**TASKS FOR THIS EXERCISE**
1: For the Lean In/McKinsey report cited in the essay on women's leadership and employee engagement, list each workforce level with the percentage of women the essay gives for it.
2: Carry on the essay on women's leadership and employee engagement, picking up after its final sentence.

**SUPPLIED TEXT**
There is one other driver of performance that I’d love to underscore in Fink’s criteria, as I believe it also reflects the good leadership and governance behind sustainable, long-term growth: happiness, or paraphrasing a bit, engagement: essentially, liking what you do enough to consciously give it your focus, attention and energy, which has material impacts on productivity and innovation, talent acquisition and development expenditures, retention, and most compellingly, health care costs — mental and physical — for both employee and family. If you are miserable at work, your chances of being diagnosed with heart conditions, diabetes, cancer, depression, anxiety, etc., rise considerably; with costs directly smacking bottom lines, particularly if you are self-insured.

There are many drivers of engagement; coincidentally, women, I will argue — due to their biology — are better equipped to leverage them. Per Gallup, 70 percent of engagement comes from your manager; and female managers are 5 percent more likely to be engaged, outperform male managers in terms of team engagement by up to 10 percent, depending on the gender composition of the team; and their reports score higher on 11 of the 12 questions Gallup uses to measure engagement. Employees are more likely to follow leaders who listen to them, care for them and are active in their development, and include them in decision-making processes.

A recent Lean In/McKinsey report reveals that while 45 percent of the entry level workforce is female, only 37 percent are Manager level, 27 percent are VPs, 17 percent occupy C-level positions, and the vast majority of these roles are in Administrative functions: Human Resources, Legal, etc. Women run only 5 percent of the S&P 500 and represent 22 percent of those companies’ Board seats. To say that opportunities for advancement aren’t abundant is akin to postulating that our climate is not changing. The problem is the pipeline: The entire system, from recruiting to manager training to development and succession planning, is institutionally biased in a variety of unconscious and conscious ways. Expanding and re-weighting our definition of leadership and the skill sets required to succeed, per the afore-mentioned Board study, is a great example of a change that will have profound ripple-down effects on the entire system’s mechanics. And there are many more dials that can be turned, levers pulled, that will increase the flow of diverse talent that increases profit and valuations.

**DATA PROVIDED**
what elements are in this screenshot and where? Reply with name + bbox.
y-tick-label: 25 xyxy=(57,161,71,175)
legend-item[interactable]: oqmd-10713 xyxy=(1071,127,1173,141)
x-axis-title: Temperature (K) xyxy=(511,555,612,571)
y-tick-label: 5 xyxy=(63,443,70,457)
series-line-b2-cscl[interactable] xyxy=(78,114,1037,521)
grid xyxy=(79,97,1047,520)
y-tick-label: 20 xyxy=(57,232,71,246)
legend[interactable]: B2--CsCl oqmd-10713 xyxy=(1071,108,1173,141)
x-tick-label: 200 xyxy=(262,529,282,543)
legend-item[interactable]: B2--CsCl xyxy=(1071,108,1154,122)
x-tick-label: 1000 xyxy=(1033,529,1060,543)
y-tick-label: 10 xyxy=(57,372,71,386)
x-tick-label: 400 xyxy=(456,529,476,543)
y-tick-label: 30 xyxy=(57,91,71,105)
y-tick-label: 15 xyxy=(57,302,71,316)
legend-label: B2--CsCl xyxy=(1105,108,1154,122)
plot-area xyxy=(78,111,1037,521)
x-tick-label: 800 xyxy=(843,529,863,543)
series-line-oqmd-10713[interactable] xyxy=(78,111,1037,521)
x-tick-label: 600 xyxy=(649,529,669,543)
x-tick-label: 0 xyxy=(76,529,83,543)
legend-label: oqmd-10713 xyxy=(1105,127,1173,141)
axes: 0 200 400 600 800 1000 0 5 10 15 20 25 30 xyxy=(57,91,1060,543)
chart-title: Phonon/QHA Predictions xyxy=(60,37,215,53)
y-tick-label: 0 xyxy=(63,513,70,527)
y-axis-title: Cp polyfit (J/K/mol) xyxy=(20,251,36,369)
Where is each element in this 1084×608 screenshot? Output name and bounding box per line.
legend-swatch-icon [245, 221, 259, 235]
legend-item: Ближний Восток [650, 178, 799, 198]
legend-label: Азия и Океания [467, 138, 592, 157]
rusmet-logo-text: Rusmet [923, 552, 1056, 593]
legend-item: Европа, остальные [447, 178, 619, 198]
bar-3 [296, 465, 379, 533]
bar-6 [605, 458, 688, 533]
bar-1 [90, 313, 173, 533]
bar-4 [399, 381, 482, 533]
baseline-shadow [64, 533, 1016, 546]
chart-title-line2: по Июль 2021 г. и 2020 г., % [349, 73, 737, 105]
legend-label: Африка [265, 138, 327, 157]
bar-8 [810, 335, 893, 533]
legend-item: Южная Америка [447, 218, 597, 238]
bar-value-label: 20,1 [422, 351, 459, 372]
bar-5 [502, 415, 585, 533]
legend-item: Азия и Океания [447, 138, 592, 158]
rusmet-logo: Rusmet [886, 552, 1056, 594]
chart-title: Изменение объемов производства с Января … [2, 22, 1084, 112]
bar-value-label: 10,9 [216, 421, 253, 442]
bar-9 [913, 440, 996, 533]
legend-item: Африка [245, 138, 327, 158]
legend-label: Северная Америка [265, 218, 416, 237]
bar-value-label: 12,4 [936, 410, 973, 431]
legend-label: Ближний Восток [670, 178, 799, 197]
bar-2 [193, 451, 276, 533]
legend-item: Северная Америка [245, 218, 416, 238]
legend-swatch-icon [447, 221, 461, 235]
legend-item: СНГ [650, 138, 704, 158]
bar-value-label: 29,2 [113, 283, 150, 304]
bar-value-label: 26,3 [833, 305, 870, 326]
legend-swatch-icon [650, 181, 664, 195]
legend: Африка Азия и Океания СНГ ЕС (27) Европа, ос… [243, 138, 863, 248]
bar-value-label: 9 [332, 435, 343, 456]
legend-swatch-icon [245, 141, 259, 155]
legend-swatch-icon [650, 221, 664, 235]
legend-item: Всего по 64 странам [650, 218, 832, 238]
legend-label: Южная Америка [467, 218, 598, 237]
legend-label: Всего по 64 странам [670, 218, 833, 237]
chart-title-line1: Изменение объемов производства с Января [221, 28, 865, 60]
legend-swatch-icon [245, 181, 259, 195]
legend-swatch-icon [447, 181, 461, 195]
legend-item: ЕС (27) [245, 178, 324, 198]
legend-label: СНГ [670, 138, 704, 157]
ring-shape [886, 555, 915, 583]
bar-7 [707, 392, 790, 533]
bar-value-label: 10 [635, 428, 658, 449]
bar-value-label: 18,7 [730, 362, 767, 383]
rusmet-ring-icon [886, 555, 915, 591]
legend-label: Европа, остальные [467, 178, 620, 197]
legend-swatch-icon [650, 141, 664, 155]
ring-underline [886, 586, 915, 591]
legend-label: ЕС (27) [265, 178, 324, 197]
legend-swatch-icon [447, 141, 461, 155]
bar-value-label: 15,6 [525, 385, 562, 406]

**OUTPUTS BY TASK**
1:
Entry level: 45 percent
Manager level: 37 percent
VPs: 27 percent
C-level positions: 17 percent

2:
To Fink’s credit, in February, BlackRock requested all companies on the Russell 1000 in which it has positions and have less than three female board members to share their rationale (with a similar implied voting stick as his prior announcement). State Street, with $2 trillion in assets under management, made similar Board-related waves when it unveiled its Fearless Girl statue last year and a similar call to action. And organizations such as The 30 Percent Coalition and Paradigm 4 Parity are making great strides in signing up backers from both the investment and issuing communities who are taking the pledge to increase female representation in executive and director ranks. The stage is being set.

Mainstream momentum for sustainable and ethical business is growing. PE shops and hedge funds are now donning ESG garments and flaunting them to both investors and the general public. Mutual funds and ETFs with organic flavors are flooding the market; Barron’s recently had a cover article on the top 200 Sustainable Funds (though beware, there is a good deal of marketing at play here). And there are a multitude of issues — e.g., deforestation will positively bump GDP growth in the short term — that require the laws of researched investment supply and demand to kick in and influence both policy and business priorities. The key to unleashing this momentum — and impacting stock prices, the “everything change” global warming portends, discrimination, biodiversity, etc., simultaneously — is simple and achievable. We must let women lead.